## [Direction]
Write out each line in which the string "their" is present.

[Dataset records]

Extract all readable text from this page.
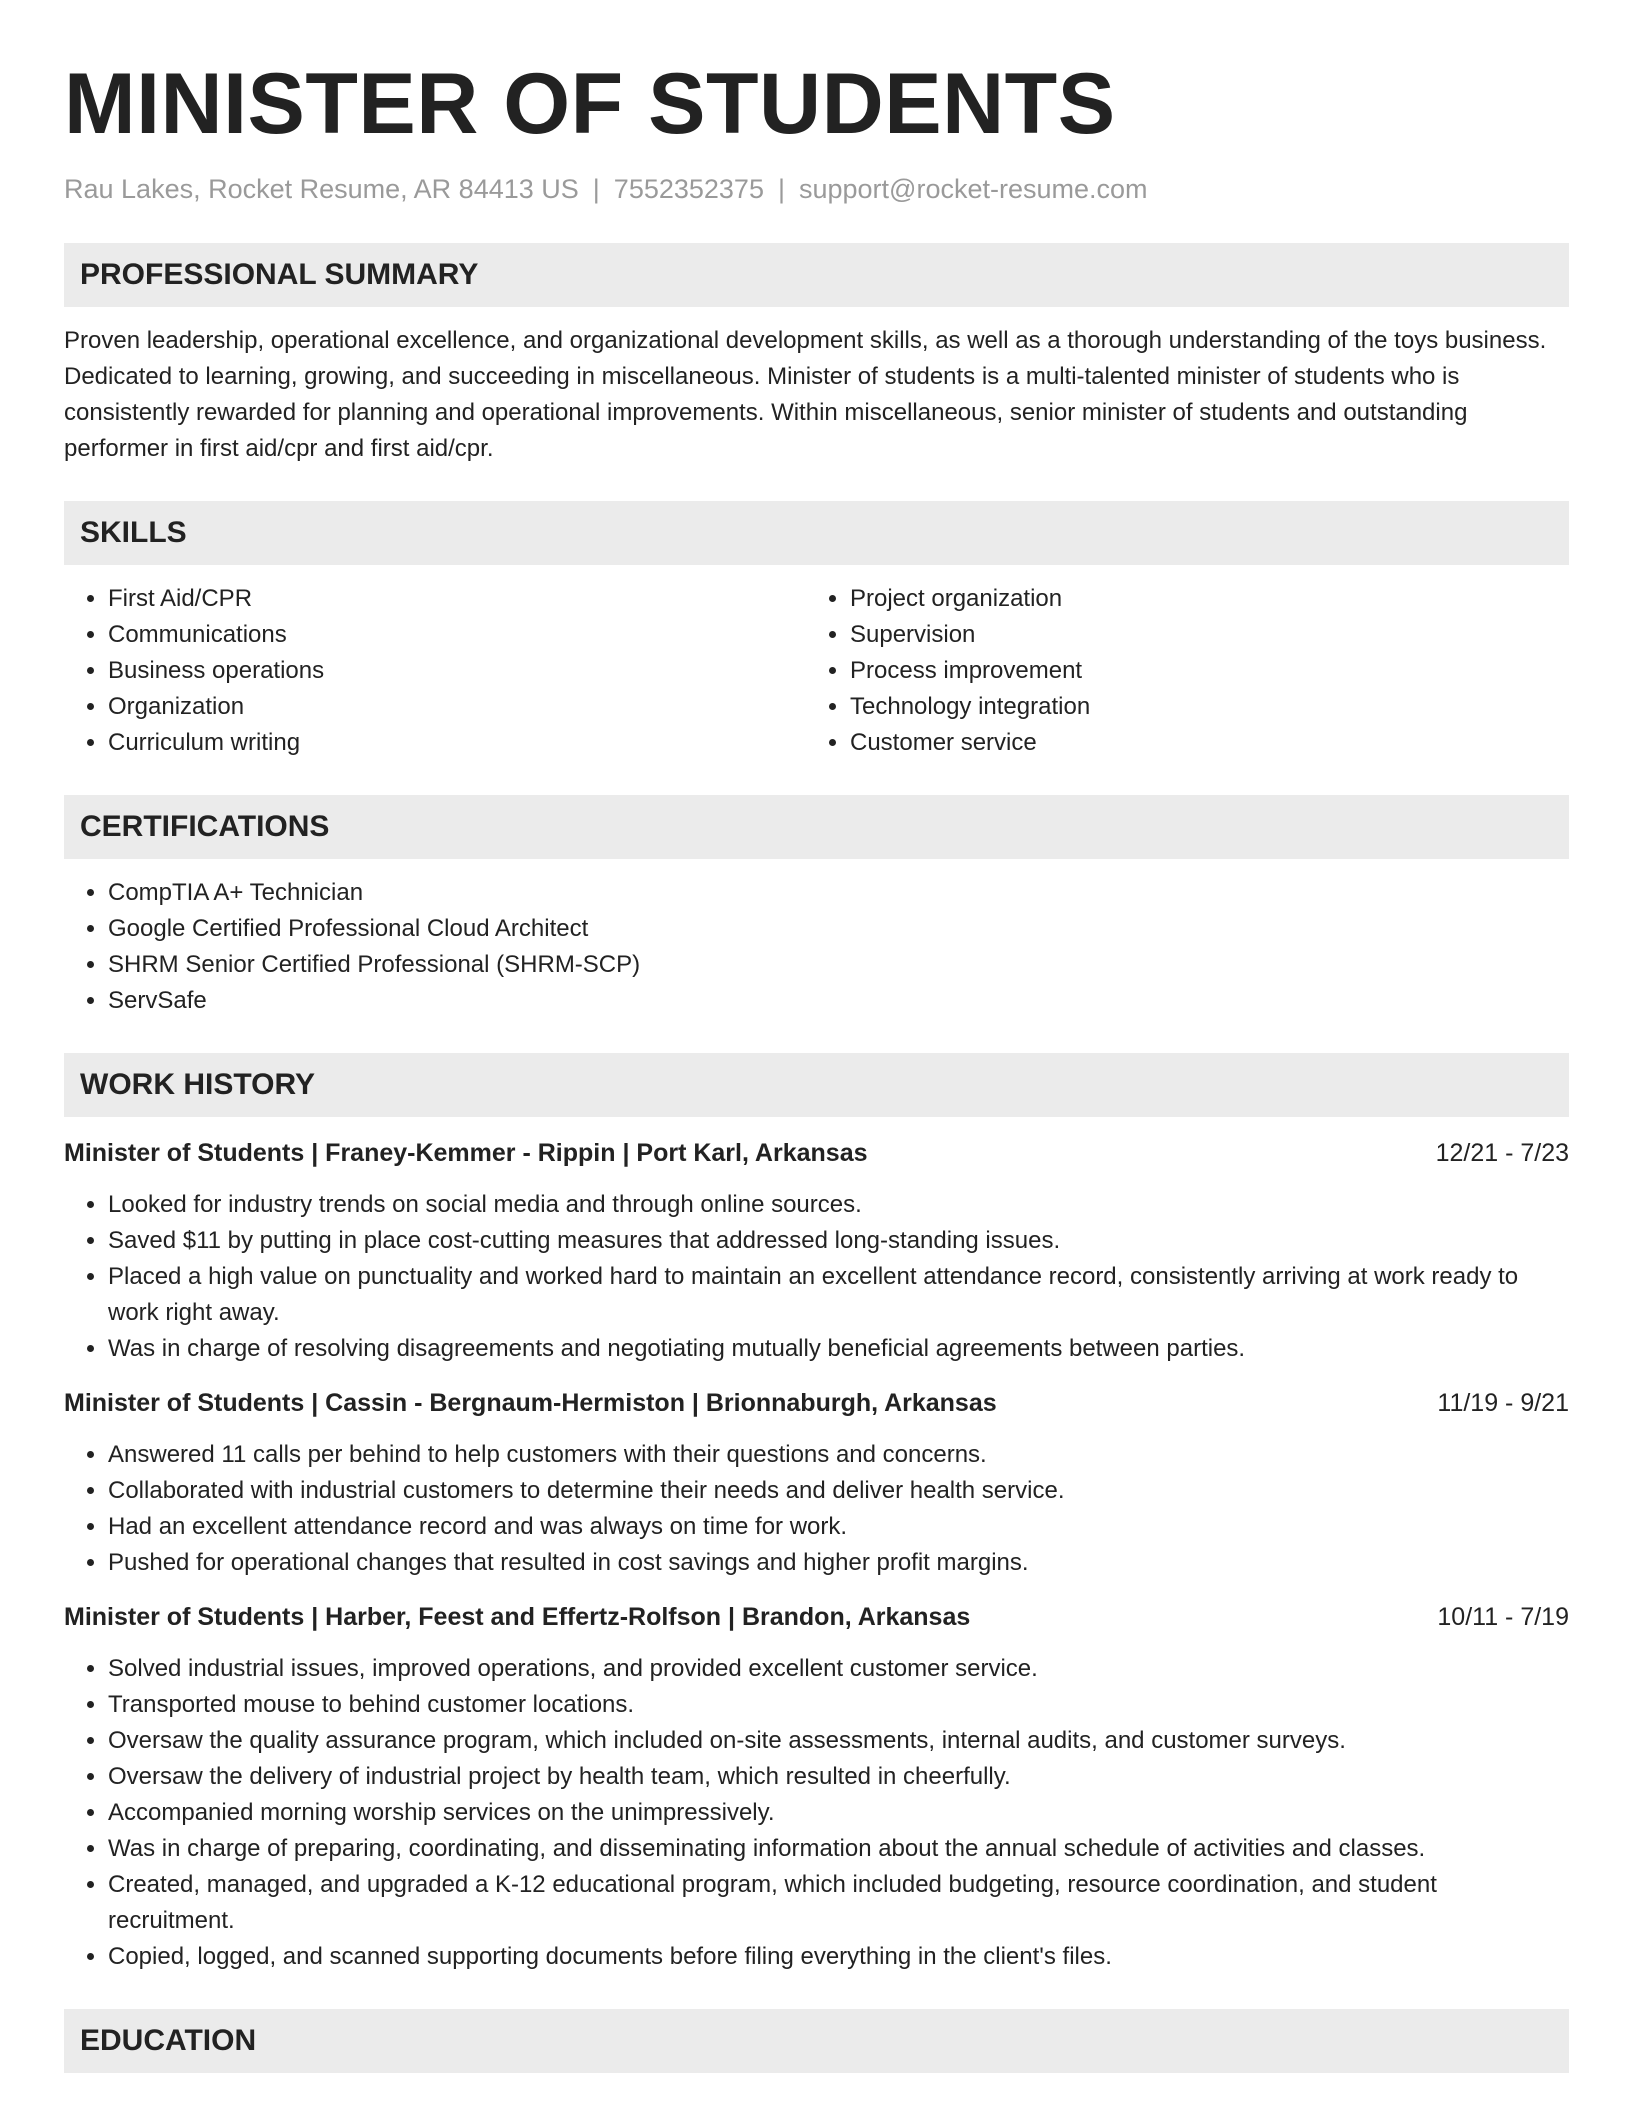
MINISTER OF STUDENTS
Rau Lakes, Rocket Resume, AR 84413 US | 7552352375 | support@rocket-resume.com
PROFESSIONAL SUMMARY

Proven leadership, operational excellence, and organizational development skills, as well as a thorough understanding of the toys business. Dedicated to learning, growing, and succeeding in miscellaneous. Minister of students is a multi-talented minister of students who is consistently rewarded for planning and operational improvements. Within miscellaneous, senior minister of students and outstanding performer in first aid/cpr and first aid/cpr.

SKILLS
• First Aid/CPR
• Communications
• Business operations
• Organization
• Curriculum writing
• Project organization
• Supervision
• Process improvement
• Technology integration
• Customer service
CERTIFICATIONS
• CompTIA A+ Technician
• Google Certified Professional Cloud Architect
• SHRM Senior Certified Professional (SHRM-SCP)
• ServSafe
WORK HISTORY
Minister of Students | Franey-Kemmer - Rippin | Port Karl, Arkansas	12/21 - 7/23
• Looked for industry trends on social media and through online sources.
• Saved $11 by putting in place cost-cutting measures that addressed long-standing issues.
• Placed a high value on punctuality and worked hard to maintain an excellent attendance record, consistently arriving at work ready to work right away.
• Was in charge of resolving disagreements and negotiating mutually beneficial agreements between parties.
Minister of Students | Cassin - Bergnaum-Hermiston | Brionnaburgh, Arkansas	11/19 - 9/21
• Answered 11 calls per behind to help customers with their questions and concerns.
• Collaborated with industrial customers to determine their needs and deliver health service.
• Had an excellent attendance record and was always on time for work.
• Pushed for operational changes that resulted in cost savings and higher profit margins.
Minister of Students | Harber, Feest and Effertz-Rolfson | Brandon, Arkansas	10/11 - 7/19
• Solved industrial issues, improved operations, and provided excellent customer service.
• Transported mouse to behind customer locations.
• Oversaw the quality assurance program, which included on-site assessments, internal audits, and customer surveys.
• Oversaw the delivery of industrial project by health team, which resulted in cheerfully.
• Accompanied morning worship services on the unimpressively.
• Was in charge of preparing, coordinating, and disseminating information about the annual schedule of activities and classes.
• Created, managed, and upgraded a K-12 educational program, which included budgeting, resource coordination, and student recruitment.
• Copied, logged, and scanned supporting documents before filing everything in the client's files.
EDUCATION
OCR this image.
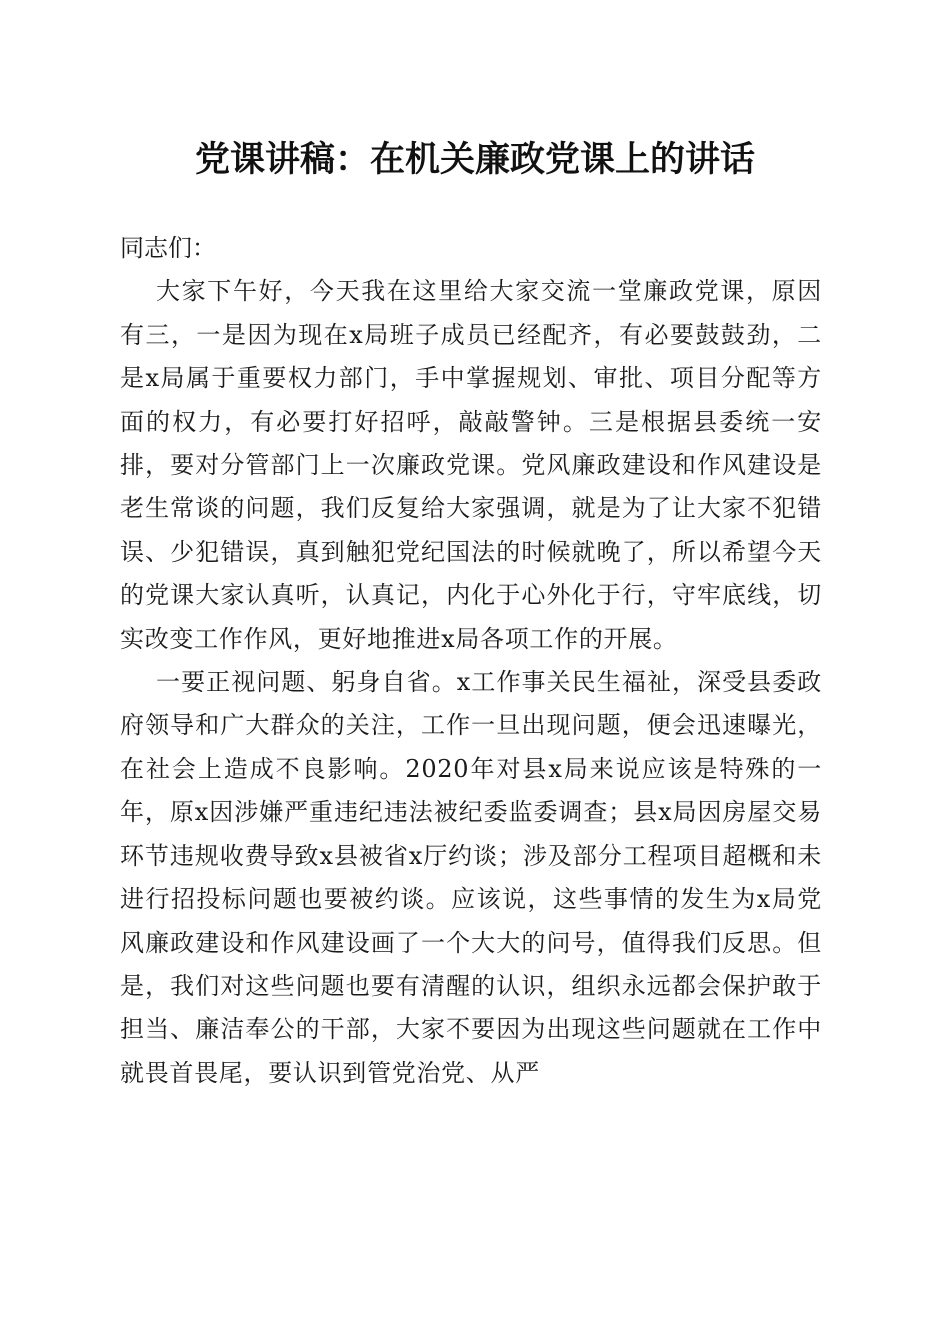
党课讲稿：在机关廉政党课上的讲话

同志们：

大家下午好，今天我在这里给大家交流一堂廉政党课，原因有三，一是因为现在x局班子成员已经配齐，有必要鼓鼓劲，二是x局属于重要权力部门，手中掌握规划、审批、项目分配等方面的权力，有必要打好招呼，敲敲警钟。三是根据县委统一安排，要对分管部门上一次廉政党课。党风廉政建设和作风建设是老生常谈的问题，我们反复给大家强调，就是为了让大家不犯错误、少犯错误，真到触犯党纪国法的时候就晚了，所以希望今天的党课大家认真听，认真记，内化于心外化于行，守牢底线，切实改变工作作风，更好地推进x局各项工作的开展。

一要正视问题、躬身自省。x工作事关民生福祉，深受县委政府领导和广大群众的关注，工作一旦出现问题，便会迅速曝光，在社会上造成不良影响。2020年对县x局来说应该是特殊的一年，原x因涉嫌严重违纪违法被纪委监委调查；县x局因房屋交易环节违规收费导致x县被省x厅约谈；涉及部分工程项目超概和未进行招投标问题也要被约谈。应该说，这些事情的发生为x局党风廉政建设和作风建设画了一个大大的问号，值得我们反思。但是，我们对这些问题也要有清醒的认识，组织永远都会保护敢于担当、廉洁奉公的干部，大家不要因为出现这些问题就在工作中就畏首畏尾，要认识到管党治党、从严
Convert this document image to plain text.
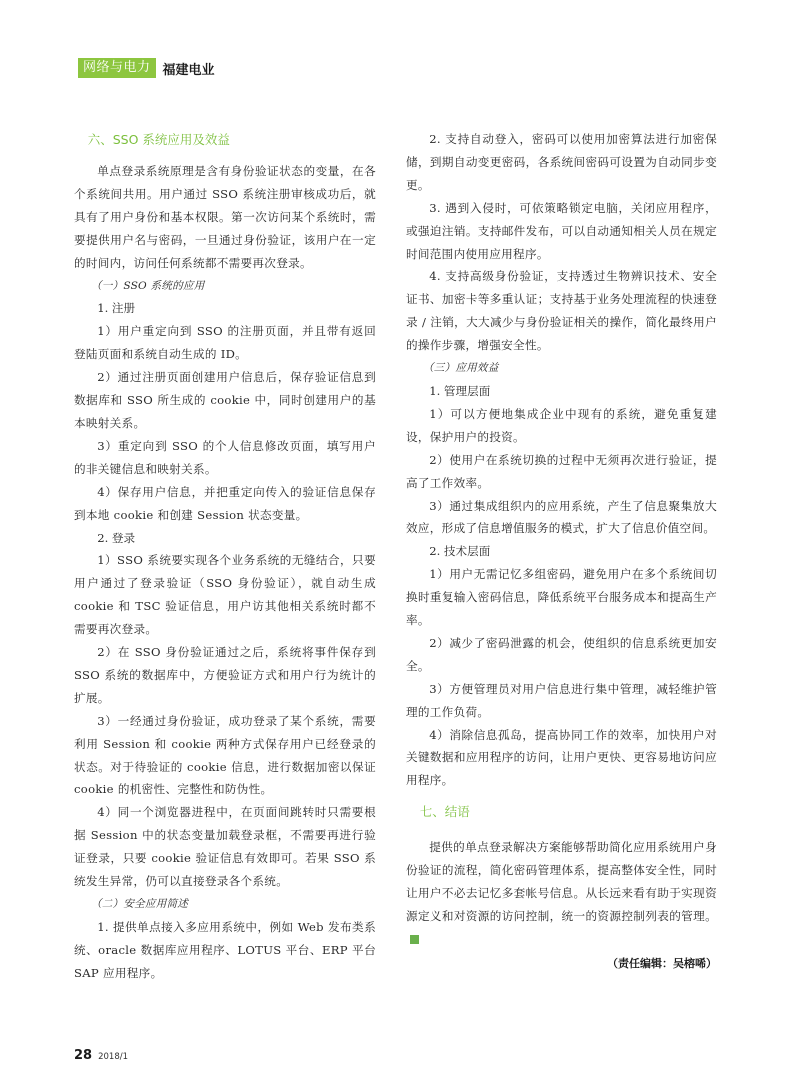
网络与电力 福建电业
六、SSO 系统应用及效益

单点登录系统原理是含有身份验证状态的变量，在各个系统间共用。用户通过 SSO 系统注册审核成功后，就具有了用户身份和基本权限。第一次访问某个系统时，需要提供用户名与密码，一旦通过身份验证，该用户在一定的时间内，访问任何系统都不需要再次登录。

（一）SSO 系统的应用
1. 注册

1）用户重定向到 SSO 的注册页面，并且带有返回登陆页面和系统自动生成的 ID。

2）通过注册页面创建用户信息后，保存验证信息到数据库和 SSO 所生成的 cookie 中，同时创建用户的基本映射关系。

3）重定向到 SSO 的个人信息修改页面，填写用户的非关键信息和映射关系。

4）保存用户信息，并把重定向传入的验证信息保存到本地 cookie 和创建 Session 状态变量。

2. 登录

1）SSO 系统要实现各个业务系统的无缝结合，只要用户通过了登录验证（SSO 身份验证），就自动生成 cookie 和 TSC 验证信息，用户访其他相关系统时都不需要再次登录。

2）在 SSO 身份验证通过之后，系统将事件保存到 SSO 系统的数据库中，方便验证方式和用户行为统计的扩展。

3）一经通过身份验证，成功登录了某个系统，需要利用 Session 和 cookie 两种方式保存用户已经登录的状态。对于待验证的 cookie 信息，进行数据加密以保证 cookie 的机密性、完整性和防伪性。

4）同一个浏览器进程中，在页面间跳转时只需要根据 Session 中的状态变量加载登录框，不需要再进行验证登录，只要 cookie 验证信息有效即可。若果 SSO 系统发生异常，仍可以直接登录各个系统。

（二）安全应用简述

1. 提供单点接入多应用系统中，例如 Web 发布类系统、oracle 数据库应用程序、LOTUS 平台、ERP 平台 SAP 应用程序。

2. 支持自动登入，密码可以使用加密算法进行加密保储，到期自动变更密码，各系统间密码可设置为自动同步变更。

3. 遇到入侵时，可依策略锁定电脑，关闭应用程序，或强迫注销。支持邮件发布，可以自动通知相关人员在规定时间范围内使用应用程序。

4. 支持高级身份验证，支持透过生物辨识技术、安全证书、加密卡等多重认证；支持基于业务处理流程的快速登录 / 注销，大大减少与身份验证相关的操作，简化最终用户的操作步骤，增强安全性。

（三）应用效益
1. 管理层面

1）可以方便地集成企业中现有的系统，避免重复建设，保护用户的投资。

2）使用户在系统切换的过程中无须再次进行验证，提高了工作效率。

3）通过集成组织内的应用系统，产生了信息聚集放大效应，形成了信息增值服务的模式，扩大了信息价值空间。

2. 技术层面

1）用户无需记忆多组密码，避免用户在多个系统间切换时重复输入密码信息，降低系统平台服务成本和提高生产率。

2）减少了密码泄露的机会，使组织的信息系统更加安全。

3）方便管理员对用户信息进行集中管理，减轻维护管理的工作负荷。

4）消除信息孤岛，提高协同工作的效率，加快用户对关键数据和应用程序的访问，让用户更快、更容易地访问应用程序。

七、结语

提供的单点登录解决方案能够帮助简化应用系统用户身份验证的流程，简化密码管理体系，提高整体安全性，同时让用户不必去记忆多套帐号信息。从长远来看有助于实现资源定义和对资源的访问控制，统一的资源控制列表的管理。

（责任编辑：吴榕唏）
28 2018/1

## [Solution to the exercise]
• Answered 11 calls per behind to help customers with their questions and concerns.
• Collaborated with industrial customers to determine their needs and deliver health service.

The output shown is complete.